[Stored data]
--------

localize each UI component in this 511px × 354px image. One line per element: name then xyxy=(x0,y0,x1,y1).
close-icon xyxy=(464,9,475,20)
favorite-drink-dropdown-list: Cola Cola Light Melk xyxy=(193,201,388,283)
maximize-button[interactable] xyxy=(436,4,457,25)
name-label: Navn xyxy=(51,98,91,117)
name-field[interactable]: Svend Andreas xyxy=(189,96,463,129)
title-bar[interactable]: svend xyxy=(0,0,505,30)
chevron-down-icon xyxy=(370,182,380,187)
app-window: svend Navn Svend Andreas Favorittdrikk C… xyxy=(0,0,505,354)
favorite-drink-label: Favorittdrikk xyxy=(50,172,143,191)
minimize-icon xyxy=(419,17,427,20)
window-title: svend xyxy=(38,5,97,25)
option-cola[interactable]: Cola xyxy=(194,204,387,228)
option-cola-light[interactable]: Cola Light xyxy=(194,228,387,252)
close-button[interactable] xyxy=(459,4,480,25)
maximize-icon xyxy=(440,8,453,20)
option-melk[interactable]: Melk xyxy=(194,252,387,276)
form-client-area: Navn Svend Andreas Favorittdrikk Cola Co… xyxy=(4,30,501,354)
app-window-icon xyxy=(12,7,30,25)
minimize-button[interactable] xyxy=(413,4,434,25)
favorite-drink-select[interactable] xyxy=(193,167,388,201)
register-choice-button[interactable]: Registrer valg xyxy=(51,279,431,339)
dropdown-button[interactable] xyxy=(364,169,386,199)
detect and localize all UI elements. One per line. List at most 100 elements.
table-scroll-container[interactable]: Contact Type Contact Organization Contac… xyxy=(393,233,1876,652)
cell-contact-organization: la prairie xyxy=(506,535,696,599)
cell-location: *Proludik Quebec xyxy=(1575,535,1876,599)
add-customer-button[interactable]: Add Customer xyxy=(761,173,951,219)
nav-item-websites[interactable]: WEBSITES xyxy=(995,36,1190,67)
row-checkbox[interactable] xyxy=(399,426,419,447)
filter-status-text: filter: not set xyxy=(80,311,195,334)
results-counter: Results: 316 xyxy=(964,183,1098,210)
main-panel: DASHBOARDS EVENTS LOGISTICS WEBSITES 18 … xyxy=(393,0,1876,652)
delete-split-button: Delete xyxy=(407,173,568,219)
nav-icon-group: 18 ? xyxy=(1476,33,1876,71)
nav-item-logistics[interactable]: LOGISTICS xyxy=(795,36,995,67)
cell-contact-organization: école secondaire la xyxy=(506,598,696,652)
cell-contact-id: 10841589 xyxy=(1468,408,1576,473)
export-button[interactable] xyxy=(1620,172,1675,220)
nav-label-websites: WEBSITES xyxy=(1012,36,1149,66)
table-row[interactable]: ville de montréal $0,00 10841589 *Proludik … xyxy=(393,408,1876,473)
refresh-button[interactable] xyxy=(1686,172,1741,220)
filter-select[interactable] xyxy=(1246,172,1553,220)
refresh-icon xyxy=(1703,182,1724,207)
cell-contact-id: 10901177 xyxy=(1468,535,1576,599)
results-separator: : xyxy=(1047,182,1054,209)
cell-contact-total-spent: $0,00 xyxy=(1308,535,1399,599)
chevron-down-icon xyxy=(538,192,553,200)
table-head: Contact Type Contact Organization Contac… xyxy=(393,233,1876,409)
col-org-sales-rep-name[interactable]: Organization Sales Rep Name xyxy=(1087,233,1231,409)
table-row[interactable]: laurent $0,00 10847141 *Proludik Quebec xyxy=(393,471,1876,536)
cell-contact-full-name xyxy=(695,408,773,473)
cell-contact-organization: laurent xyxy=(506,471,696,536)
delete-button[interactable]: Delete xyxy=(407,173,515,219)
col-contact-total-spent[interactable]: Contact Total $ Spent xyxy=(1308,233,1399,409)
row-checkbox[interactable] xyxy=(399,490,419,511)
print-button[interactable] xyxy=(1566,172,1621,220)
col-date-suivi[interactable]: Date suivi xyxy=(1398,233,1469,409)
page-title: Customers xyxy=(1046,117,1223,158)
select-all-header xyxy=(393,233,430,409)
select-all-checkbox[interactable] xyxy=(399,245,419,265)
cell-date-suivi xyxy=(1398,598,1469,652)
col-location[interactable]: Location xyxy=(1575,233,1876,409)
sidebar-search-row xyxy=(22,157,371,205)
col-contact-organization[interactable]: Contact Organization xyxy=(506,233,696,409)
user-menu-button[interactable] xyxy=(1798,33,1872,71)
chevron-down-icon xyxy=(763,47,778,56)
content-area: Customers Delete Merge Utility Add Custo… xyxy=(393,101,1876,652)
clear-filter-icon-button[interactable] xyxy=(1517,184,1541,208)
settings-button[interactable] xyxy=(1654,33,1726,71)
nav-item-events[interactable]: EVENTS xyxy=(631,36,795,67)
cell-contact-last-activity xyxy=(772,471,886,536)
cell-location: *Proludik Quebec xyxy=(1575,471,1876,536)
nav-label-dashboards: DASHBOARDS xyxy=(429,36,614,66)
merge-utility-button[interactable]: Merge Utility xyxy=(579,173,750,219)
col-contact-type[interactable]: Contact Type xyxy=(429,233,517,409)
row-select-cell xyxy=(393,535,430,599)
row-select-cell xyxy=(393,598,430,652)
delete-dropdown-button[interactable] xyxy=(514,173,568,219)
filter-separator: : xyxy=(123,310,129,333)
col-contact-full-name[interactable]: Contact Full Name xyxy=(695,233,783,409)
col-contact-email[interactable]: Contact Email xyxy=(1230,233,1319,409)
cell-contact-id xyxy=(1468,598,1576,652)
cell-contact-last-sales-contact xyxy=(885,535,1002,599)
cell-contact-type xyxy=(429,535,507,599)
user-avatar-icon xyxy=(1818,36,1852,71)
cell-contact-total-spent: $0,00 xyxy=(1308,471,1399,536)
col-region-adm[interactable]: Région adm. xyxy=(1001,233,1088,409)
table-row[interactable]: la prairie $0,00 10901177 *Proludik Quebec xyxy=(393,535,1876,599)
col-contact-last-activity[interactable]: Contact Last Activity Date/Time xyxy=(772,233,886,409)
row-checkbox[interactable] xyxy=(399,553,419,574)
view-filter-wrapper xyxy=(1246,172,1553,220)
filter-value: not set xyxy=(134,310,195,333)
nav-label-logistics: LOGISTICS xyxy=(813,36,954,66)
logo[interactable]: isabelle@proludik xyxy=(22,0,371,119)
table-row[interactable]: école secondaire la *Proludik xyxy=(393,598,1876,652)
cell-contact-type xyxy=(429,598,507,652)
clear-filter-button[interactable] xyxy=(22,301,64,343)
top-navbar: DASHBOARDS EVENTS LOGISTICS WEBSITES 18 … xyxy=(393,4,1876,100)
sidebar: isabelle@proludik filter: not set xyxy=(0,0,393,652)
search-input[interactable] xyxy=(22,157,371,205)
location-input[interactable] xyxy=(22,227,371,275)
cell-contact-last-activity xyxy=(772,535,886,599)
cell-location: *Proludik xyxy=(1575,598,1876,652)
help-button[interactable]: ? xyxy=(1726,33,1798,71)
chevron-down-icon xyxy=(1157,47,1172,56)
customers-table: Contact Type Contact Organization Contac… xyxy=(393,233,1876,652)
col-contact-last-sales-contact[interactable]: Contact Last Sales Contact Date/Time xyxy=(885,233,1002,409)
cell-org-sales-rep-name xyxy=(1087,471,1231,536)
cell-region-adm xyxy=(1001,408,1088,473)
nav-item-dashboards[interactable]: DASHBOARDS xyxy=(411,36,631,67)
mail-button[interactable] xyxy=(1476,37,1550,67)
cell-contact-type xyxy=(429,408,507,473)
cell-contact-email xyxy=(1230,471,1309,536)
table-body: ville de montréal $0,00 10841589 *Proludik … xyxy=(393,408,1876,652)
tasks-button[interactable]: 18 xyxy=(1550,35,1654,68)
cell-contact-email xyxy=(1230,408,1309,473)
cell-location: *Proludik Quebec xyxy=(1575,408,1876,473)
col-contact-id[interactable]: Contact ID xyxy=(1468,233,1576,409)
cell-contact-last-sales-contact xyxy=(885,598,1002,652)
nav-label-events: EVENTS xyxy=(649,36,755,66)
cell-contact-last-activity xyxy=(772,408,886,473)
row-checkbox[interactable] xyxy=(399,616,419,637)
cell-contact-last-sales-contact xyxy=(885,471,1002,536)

--------

Output the lines of the data from its first line up to and including the line with "name-label: Navn xyxy=(51,98,91,117)", copying each one without any change.

localize each UI component in this 511px × 354px image. One line per element: name then xyxy=(x0,y0,x1,y1).
close-icon xyxy=(464,9,475,20)
favorite-drink-dropdown-list: Cola Cola Light Melk xyxy=(193,201,388,283)
maximize-button[interactable] xyxy=(436,4,457,25)
name-label: Navn xyxy=(51,98,91,117)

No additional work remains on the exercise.